= Supplied records =
◆ ◆ ◆ ◆ ◆ ◆ ◆

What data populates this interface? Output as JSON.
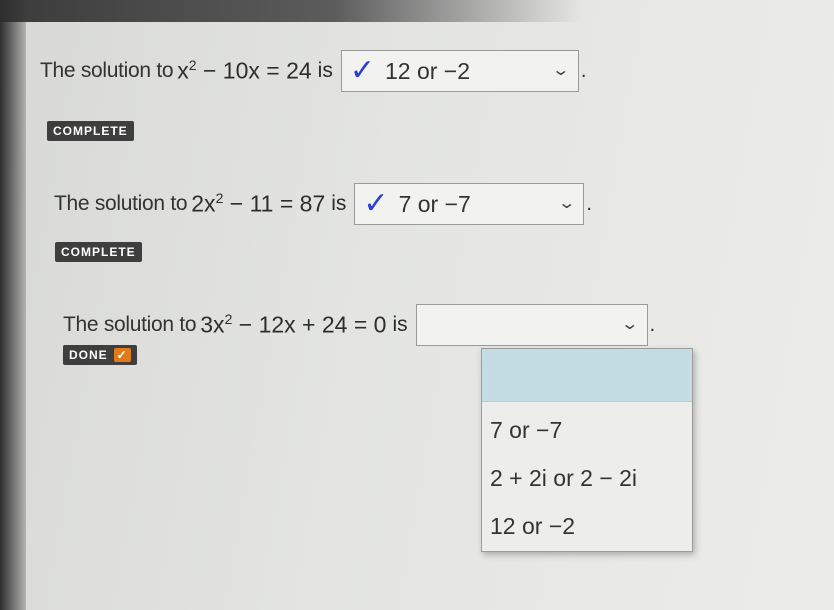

◆ ◆ ◆ ◆ ◆ ◆ ◆

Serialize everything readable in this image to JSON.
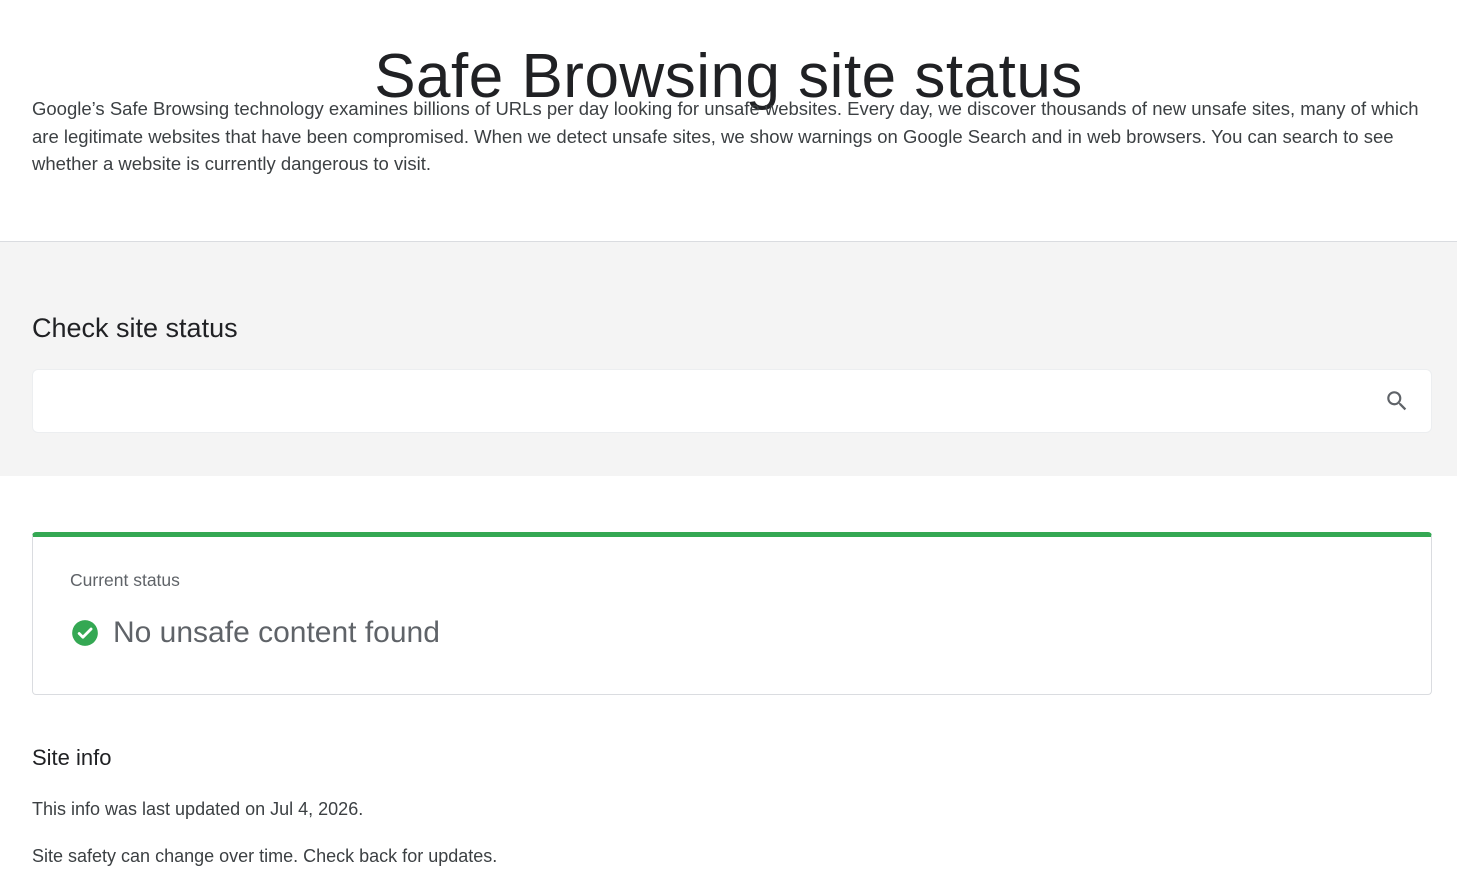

◆ ◆ ◆ ◆ ◆ ◆ ◆

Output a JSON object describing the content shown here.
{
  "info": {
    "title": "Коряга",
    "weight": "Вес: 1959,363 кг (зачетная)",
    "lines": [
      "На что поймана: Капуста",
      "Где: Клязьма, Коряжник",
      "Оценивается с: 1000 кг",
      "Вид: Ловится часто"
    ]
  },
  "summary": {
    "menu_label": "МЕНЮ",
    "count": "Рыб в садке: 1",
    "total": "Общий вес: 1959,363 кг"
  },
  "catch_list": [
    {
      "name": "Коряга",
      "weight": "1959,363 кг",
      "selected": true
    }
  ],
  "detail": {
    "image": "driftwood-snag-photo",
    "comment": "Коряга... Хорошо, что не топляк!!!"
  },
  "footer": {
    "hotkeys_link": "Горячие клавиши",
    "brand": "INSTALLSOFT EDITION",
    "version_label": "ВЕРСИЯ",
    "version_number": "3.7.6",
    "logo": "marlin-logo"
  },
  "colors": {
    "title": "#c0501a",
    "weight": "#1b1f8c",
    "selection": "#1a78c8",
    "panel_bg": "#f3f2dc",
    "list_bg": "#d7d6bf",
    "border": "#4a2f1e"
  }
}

◆ ◆ ◆ ◆ ◆ ◆ ◆

Filter the listing above by the word "this"; copy each line that passes.

What data populates this interface? Output as JSON.
Serialize everything readable in this image to JSON.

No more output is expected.